[start of SOURCE DATA]

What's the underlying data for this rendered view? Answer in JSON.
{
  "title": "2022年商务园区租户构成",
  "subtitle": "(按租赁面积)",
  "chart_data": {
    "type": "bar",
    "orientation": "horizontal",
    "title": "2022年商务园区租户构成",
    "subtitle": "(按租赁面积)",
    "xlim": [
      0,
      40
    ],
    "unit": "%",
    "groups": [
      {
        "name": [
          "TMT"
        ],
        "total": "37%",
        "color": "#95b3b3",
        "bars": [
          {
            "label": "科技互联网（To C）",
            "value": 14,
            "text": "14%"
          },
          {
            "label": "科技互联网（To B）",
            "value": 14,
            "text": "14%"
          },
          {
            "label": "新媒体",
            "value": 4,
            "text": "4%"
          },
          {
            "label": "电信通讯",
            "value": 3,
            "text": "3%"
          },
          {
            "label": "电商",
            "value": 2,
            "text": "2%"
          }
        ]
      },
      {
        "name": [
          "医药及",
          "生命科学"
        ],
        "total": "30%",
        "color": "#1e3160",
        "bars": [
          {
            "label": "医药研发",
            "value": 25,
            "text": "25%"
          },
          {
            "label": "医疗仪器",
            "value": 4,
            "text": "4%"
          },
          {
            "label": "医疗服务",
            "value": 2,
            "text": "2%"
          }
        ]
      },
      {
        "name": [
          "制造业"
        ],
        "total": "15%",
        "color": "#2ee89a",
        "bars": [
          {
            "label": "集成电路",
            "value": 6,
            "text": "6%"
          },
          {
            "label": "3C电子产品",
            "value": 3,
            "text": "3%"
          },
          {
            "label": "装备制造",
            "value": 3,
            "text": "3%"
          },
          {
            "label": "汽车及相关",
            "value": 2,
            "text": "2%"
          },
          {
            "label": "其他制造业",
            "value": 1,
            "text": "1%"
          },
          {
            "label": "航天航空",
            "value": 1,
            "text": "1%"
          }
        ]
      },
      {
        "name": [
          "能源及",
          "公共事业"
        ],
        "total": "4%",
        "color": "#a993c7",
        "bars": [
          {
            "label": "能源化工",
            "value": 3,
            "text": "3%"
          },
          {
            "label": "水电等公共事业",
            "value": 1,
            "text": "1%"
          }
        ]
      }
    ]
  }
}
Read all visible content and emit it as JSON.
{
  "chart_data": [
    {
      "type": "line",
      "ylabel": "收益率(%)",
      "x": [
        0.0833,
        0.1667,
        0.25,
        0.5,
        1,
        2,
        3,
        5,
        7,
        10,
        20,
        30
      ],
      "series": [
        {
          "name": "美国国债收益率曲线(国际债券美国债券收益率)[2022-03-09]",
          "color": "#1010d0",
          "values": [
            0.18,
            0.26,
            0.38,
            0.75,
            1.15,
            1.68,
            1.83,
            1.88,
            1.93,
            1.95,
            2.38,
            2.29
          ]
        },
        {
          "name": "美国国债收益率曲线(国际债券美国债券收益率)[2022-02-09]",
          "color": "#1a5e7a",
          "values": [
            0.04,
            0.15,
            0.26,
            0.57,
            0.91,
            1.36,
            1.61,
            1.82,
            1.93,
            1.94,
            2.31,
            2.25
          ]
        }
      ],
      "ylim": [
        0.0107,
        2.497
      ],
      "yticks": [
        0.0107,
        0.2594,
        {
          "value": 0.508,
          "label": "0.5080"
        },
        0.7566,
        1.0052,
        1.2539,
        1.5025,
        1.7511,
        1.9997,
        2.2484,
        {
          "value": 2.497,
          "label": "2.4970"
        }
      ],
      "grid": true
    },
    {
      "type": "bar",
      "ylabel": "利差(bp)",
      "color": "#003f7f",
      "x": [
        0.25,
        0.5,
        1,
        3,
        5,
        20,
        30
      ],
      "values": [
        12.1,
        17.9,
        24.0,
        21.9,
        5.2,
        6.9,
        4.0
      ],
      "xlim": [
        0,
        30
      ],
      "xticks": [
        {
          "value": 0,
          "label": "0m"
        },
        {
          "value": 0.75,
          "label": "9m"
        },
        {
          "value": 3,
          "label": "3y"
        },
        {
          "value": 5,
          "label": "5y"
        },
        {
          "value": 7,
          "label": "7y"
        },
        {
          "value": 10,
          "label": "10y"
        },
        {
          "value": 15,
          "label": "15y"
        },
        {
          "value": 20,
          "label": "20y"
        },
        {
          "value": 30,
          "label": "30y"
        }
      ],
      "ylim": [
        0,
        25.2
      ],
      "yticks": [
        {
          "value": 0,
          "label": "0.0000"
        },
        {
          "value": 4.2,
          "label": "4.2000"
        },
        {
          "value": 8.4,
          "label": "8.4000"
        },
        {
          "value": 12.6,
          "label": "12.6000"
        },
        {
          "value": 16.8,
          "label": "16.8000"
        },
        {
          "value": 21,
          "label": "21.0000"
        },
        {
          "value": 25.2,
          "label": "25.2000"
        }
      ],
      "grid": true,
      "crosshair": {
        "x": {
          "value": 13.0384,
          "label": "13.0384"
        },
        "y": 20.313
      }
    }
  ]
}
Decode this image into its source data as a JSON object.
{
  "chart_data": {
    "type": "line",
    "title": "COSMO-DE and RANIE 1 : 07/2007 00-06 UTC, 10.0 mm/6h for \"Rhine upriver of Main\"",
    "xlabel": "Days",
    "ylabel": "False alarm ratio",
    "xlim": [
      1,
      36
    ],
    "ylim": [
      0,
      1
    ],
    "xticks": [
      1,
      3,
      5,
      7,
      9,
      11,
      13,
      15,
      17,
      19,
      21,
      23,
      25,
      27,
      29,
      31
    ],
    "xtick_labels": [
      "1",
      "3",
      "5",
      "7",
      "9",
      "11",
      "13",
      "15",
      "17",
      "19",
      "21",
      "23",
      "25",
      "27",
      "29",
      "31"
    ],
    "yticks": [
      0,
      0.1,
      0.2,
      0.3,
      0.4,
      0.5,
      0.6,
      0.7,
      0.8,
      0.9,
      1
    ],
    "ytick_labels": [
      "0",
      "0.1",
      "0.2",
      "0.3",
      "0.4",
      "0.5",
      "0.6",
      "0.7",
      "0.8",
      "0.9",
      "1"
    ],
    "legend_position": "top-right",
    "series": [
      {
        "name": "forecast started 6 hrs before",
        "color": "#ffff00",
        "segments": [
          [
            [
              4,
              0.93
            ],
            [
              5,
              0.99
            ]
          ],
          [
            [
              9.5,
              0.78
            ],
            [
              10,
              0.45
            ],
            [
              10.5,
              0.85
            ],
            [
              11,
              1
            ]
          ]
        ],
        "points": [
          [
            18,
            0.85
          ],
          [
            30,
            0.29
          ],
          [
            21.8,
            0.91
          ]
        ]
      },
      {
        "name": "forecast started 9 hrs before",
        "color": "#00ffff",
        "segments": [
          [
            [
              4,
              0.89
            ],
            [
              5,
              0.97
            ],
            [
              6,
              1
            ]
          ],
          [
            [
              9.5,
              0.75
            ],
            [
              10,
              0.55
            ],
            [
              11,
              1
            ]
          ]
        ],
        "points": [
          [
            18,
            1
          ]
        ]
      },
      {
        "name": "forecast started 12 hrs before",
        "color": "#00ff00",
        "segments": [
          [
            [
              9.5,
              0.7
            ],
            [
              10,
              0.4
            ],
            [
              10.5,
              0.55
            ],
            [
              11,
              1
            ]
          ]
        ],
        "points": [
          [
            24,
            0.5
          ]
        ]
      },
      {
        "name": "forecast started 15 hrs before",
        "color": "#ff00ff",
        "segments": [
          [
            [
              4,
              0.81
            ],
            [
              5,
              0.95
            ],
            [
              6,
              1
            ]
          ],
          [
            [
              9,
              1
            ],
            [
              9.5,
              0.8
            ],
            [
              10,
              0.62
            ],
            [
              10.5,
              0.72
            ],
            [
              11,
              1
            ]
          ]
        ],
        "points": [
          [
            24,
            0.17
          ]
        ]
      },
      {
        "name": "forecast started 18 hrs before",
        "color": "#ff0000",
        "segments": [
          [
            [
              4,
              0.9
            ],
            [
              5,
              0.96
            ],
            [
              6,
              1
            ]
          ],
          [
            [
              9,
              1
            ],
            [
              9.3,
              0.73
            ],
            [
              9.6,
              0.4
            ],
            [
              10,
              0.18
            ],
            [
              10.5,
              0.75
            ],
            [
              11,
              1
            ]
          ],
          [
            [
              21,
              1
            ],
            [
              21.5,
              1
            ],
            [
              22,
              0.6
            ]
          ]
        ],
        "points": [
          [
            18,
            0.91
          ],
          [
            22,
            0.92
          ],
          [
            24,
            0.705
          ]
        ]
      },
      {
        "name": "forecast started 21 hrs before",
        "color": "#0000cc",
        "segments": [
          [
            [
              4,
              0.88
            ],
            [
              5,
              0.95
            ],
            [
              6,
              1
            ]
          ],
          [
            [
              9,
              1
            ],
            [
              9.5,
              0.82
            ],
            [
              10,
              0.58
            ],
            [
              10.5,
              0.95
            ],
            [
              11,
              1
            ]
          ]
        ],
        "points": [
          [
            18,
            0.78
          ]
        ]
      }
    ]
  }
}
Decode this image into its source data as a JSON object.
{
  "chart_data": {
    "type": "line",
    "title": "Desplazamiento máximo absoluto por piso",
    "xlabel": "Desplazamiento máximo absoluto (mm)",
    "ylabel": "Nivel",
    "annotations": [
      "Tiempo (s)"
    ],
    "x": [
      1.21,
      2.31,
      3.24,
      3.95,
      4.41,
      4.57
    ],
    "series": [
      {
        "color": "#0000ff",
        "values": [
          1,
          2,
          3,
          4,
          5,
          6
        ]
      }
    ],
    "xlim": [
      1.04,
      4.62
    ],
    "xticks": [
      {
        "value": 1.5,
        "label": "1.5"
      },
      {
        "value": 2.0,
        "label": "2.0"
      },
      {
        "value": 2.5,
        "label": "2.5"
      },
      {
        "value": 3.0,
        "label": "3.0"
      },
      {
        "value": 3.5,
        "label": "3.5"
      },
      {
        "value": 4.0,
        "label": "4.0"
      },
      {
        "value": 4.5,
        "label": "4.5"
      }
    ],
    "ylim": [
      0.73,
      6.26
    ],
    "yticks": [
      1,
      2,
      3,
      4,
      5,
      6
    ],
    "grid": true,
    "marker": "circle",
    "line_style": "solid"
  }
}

[end of SOURCE DATA]

• [EXERCISE DETAILS]:
Show every line of the records above that contains the word "started".

• [WRITTEN RESPONSE]:
        "name": "forecast started 6 hrs before",
        "name": "forecast started 9 hrs before",
        "name": "forecast started 12 hrs before",
        "name": "forecast started 15 hrs before",
        "name": "forecast started 18 hrs before",
        "name": "forecast started 21 hrs before",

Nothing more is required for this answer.